**What is required**
For every entry that follows, return the words exactly and omit any picture.

**Records for the task**
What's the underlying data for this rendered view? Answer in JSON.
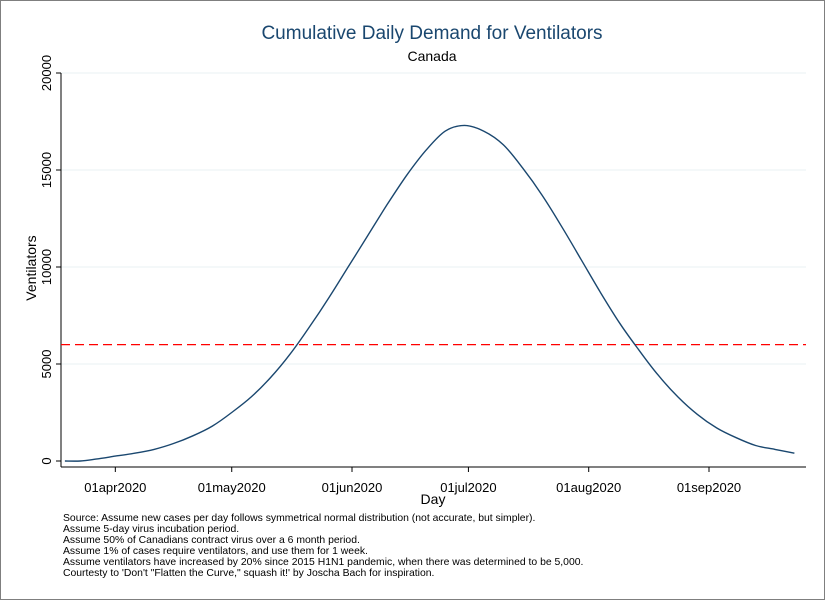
{
  "chart_data": {
    "type": "line",
    "title": "Cumulative Daily Demand for Ventilators",
    "subtitle": "Canada",
    "xlabel": "Day",
    "ylabel": "Ventilators",
    "x_ticks": [
      {
        "label": "01apr2020",
        "day": 0
      },
      {
        "label": "01may2020",
        "day": 30
      },
      {
        "label": "01jun2020",
        "day": 61
      },
      {
        "label": "01jul2020",
        "day": 91
      },
      {
        "label": "01aug2020",
        "day": 122
      },
      {
        "label": "01sep2020",
        "day": 153
      }
    ],
    "y_ticks": [
      0,
      5000,
      10000,
      15000,
      20000
    ],
    "xlim": [
      "2020-03-18",
      "2020-09-26"
    ],
    "ylim": [
      0,
      20000
    ],
    "grid": "horizontal",
    "series": [
      {
        "color": "#1a476f",
        "x": [
          "2020-03-19",
          "2020-03-23",
          "2020-03-27",
          "2020-04-01",
          "2020-04-06",
          "2020-04-11",
          "2020-04-16",
          "2020-04-21",
          "2020-04-26",
          "2020-05-01",
          "2020-05-06",
          "2020-05-11",
          "2020-05-16",
          "2020-05-21",
          "2020-05-26",
          "2020-05-31",
          "2020-06-05",
          "2020-06-10",
          "2020-06-15",
          "2020-06-20",
          "2020-06-25",
          "2020-06-30",
          "2020-07-05",
          "2020-07-10",
          "2020-07-15",
          "2020-07-20",
          "2020-07-25",
          "2020-07-30",
          "2020-08-04",
          "2020-08-09",
          "2020-08-14",
          "2020-08-19",
          "2020-08-24",
          "2020-08-29",
          "2020-09-03",
          "2020-09-08",
          "2020-09-13",
          "2020-09-18",
          "2020-09-23"
        ],
        "y": [
          0,
          0,
          100,
          250,
          400,
          600,
          900,
          1300,
          1800,
          2500,
          3300,
          4300,
          5500,
          6900,
          8400,
          10000,
          11600,
          13200,
          14700,
          16000,
          17000,
          17300,
          17000,
          16300,
          15100,
          13700,
          12100,
          10400,
          8700,
          7100,
          5700,
          4400,
          3300,
          2400,
          1700,
          1200,
          800,
          600,
          400
        ]
      }
    ],
    "reference_lines": [
      {
        "axis": "y",
        "value": 6000,
        "color": "#ff0000",
        "style": "dashed"
      }
    ]
  },
  "notes": [
    "Source: Assume new cases per day follows symmetrical normal distribution (not accurate, but simpler).",
    "Assume 5-day virus incubation period.",
    "Assume 50% of Canadians contract virus over a 6 month period.",
    "Assume 1% of cases require ventilators, and use them for 1 week.",
    "Assume ventilators have increased by 20% since 2015 H1N1 pandemic, when there was determined to be 5,000.",
    "Courtesty to 'Don't \"Flatten the Curve,\" squash it!' by Joscha Bach for inspiration."
  ]
}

**Result of the exercise**
What's the underlying data for this rendered view? Answer in JSON.
{
  "chart_data": {
    "type": "line",
    "title": "Cumulative Daily Demand for Ventilators",
    "subtitle": "Canada",
    "xlabel": "Day",
    "ylabel": "Ventilators",
    "x_ticks": [
      {
        "label": "01apr2020",
        "day": 0
      },
      {
        "label": "01may2020",
        "day": 30
      },
      {
        "label": "01jun2020",
        "day": 61
      },
      {
        "label": "01jul2020",
        "day": 91
      },
      {
        "label": "01aug2020",
        "day": 122
      },
      {
        "label": "01sep2020",
        "day": 153
      }
    ],
    "y_ticks": [
      0,
      5000,
      10000,
      15000,
      20000
    ],
    "xlim": [
      "2020-03-18",
      "2020-09-26"
    ],
    "ylim": [
      0,
      20000
    ],
    "grid": "horizontal",
    "series": [
      {
        "color": "#1a476f",
        "x": [
          "2020-03-19",
          "2020-03-23",
          "2020-03-27",
          "2020-04-01",
          "2020-04-06",
          "2020-04-11",
          "2020-04-16",
          "2020-04-21",
          "2020-04-26",
          "2020-05-01",
          "2020-05-06",
          "2020-05-11",
          "2020-05-16",
          "2020-05-21",
          "2020-05-26",
          "2020-05-31",
          "2020-06-05",
          "2020-06-10",
          "2020-06-15",
          "2020-06-20",
          "2020-06-25",
          "2020-06-30",
          "2020-07-05",
          "2020-07-10",
          "2020-07-15",
          "2020-07-20",
          "2020-07-25",
          "2020-07-30",
          "2020-08-04",
          "2020-08-09",
          "2020-08-14",
          "2020-08-19",
          "2020-08-24",
          "2020-08-29",
          "2020-09-03",
          "2020-09-08",
          "2020-09-13",
          "2020-09-18",
          "2020-09-23"
        ],
        "y": [
          0,
          0,
          100,
          250,
          400,
          600,
          900,
          1300,
          1800,
          2500,
          3300,
          4300,
          5500,
          6900,
          8400,
          10000,
          11600,
          13200,
          14700,
          16000,
          17000,
          17300,
          17000,
          16300,
          15100,
          13700,
          12100,
          10400,
          8700,
          7100,
          5700,
          4400,
          3300,
          2400,
          1700,
          1200,
          800,
          600,
          400
        ]
      }
    ],
    "reference_lines": [
      {
        "axis": "y",
        "value": 6000,
        "color": "#ff0000",
        "style": "dashed"
      }
    ]
  },
  "notes": [
    "Source: Assume new cases per day follows symmetrical normal distribution (not accurate, but simpler).",
    "Assume 5-day virus incubation period.",
    "Assume 50% of Canadians contract virus over a 6 month period.",
    "Assume 1% of cases require ventilators, and use them for 1 week.",
    "Assume ventilators have increased by 20% since 2015 H1N1 pandemic, when there was determined to be 5,000.",
    "Courtesty to 'Don't \"Flatten the Curve,\" squash it!' by Joscha Bach for inspiration."
  ]
}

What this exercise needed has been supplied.